Directions for this task - State only how many lines below include the string "icon".

Records for the exercise -
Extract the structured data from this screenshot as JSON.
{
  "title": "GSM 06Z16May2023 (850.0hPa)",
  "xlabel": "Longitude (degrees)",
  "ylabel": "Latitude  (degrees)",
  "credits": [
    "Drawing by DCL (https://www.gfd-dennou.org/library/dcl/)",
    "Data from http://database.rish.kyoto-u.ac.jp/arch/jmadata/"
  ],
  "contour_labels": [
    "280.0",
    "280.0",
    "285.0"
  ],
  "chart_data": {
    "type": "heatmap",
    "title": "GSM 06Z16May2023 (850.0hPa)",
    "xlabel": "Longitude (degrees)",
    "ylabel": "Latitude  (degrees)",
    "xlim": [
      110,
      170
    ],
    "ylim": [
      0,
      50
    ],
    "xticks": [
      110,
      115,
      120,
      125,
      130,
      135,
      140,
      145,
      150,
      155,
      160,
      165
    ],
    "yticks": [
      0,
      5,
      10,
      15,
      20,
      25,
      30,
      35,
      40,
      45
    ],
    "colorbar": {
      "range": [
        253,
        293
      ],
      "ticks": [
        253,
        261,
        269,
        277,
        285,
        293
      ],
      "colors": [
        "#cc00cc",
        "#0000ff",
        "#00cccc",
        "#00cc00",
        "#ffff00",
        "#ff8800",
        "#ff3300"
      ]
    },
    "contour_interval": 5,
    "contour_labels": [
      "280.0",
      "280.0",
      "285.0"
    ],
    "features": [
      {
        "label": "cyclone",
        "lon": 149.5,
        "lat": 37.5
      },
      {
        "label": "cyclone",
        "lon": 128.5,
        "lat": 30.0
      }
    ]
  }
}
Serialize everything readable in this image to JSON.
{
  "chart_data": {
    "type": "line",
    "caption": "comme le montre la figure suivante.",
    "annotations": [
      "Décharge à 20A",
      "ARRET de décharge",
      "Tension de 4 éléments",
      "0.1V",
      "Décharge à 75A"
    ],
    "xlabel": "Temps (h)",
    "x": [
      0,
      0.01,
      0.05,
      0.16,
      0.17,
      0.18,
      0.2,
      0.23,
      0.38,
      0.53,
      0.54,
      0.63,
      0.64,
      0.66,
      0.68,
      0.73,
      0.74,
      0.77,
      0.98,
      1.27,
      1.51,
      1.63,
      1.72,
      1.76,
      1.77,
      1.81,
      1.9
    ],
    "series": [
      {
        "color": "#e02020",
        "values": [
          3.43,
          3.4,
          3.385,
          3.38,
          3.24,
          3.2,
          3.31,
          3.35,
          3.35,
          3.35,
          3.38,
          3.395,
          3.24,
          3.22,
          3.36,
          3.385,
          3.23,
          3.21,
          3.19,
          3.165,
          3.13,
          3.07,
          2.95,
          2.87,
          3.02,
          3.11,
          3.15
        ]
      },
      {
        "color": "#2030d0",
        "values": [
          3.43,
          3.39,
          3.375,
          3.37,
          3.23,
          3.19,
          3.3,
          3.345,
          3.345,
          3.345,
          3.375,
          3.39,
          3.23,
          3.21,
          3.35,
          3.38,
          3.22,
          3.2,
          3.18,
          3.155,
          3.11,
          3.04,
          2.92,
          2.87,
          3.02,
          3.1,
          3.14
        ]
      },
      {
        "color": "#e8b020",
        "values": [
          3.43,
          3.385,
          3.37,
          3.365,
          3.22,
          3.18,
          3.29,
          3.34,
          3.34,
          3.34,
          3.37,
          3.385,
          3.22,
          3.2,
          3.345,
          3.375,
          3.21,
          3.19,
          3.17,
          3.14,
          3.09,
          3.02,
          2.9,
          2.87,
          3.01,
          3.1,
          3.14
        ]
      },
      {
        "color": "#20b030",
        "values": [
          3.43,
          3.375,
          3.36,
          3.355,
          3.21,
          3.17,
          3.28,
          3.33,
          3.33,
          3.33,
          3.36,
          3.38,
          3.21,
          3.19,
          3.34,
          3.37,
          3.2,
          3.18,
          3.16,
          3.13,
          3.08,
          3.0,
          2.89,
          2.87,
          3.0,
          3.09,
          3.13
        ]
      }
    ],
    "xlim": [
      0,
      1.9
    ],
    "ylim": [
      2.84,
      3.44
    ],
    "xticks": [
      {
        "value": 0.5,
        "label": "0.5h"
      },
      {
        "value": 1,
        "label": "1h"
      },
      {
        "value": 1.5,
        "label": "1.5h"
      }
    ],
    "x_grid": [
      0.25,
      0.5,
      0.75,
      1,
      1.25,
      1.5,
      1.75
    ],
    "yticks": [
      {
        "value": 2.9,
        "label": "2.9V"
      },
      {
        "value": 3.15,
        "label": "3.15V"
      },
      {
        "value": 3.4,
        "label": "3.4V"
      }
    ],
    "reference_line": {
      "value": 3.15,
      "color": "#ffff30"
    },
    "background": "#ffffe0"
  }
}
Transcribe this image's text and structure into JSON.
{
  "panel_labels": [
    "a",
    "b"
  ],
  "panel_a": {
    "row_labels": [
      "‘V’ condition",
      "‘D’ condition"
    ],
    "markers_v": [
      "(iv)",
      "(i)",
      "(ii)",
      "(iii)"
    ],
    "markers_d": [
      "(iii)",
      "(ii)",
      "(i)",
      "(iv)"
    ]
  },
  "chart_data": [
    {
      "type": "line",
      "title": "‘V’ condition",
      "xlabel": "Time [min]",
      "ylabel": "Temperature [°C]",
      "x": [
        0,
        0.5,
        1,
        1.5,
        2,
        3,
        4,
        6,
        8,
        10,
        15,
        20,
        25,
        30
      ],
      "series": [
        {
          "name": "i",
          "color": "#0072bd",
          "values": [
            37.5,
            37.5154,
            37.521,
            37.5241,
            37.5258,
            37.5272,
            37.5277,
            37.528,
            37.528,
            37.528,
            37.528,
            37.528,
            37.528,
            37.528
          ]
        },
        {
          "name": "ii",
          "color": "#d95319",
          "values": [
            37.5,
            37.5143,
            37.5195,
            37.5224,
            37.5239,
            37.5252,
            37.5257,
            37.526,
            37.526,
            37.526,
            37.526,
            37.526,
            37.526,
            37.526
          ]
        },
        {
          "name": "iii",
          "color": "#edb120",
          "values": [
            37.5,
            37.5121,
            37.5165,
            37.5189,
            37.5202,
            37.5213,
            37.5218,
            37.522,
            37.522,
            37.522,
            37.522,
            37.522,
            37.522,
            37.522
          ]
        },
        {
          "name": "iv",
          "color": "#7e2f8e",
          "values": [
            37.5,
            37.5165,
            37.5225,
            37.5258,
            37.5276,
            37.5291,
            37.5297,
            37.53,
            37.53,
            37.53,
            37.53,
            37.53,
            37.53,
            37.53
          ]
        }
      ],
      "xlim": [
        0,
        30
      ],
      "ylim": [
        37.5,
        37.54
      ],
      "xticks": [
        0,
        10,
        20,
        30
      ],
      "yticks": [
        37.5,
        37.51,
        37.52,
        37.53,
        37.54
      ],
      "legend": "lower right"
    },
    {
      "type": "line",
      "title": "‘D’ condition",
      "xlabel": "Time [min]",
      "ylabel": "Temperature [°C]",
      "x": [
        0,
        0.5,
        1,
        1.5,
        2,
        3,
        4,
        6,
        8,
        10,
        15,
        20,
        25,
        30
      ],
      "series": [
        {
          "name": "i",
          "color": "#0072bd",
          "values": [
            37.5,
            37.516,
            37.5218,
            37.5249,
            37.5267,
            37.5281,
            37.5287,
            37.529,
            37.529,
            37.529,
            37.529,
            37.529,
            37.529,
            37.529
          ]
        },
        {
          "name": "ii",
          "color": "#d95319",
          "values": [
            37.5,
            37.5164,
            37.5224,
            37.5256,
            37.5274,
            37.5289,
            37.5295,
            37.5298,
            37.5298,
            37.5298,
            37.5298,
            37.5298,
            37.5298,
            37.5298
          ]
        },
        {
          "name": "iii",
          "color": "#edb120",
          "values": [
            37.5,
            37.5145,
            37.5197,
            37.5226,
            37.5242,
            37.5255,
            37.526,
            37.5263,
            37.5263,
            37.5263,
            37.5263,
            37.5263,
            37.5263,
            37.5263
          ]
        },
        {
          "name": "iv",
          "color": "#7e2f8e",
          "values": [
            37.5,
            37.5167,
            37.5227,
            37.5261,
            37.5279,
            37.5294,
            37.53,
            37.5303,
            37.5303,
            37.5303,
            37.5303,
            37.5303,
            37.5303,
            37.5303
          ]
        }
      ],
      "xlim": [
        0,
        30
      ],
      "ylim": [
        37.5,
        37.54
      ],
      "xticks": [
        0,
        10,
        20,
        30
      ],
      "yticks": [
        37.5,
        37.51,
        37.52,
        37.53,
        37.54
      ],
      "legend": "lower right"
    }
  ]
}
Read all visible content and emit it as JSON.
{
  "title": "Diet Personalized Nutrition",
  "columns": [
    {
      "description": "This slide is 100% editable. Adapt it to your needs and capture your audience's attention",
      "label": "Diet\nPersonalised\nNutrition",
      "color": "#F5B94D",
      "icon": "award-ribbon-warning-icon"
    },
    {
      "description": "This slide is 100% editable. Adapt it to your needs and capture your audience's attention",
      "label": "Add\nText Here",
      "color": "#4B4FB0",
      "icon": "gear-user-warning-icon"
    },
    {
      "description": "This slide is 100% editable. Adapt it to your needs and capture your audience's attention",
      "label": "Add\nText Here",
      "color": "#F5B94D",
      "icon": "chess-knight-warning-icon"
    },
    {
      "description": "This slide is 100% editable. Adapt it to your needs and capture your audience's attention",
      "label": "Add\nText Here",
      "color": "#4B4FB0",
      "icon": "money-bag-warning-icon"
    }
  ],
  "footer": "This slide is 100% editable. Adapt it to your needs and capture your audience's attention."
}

Written response - 4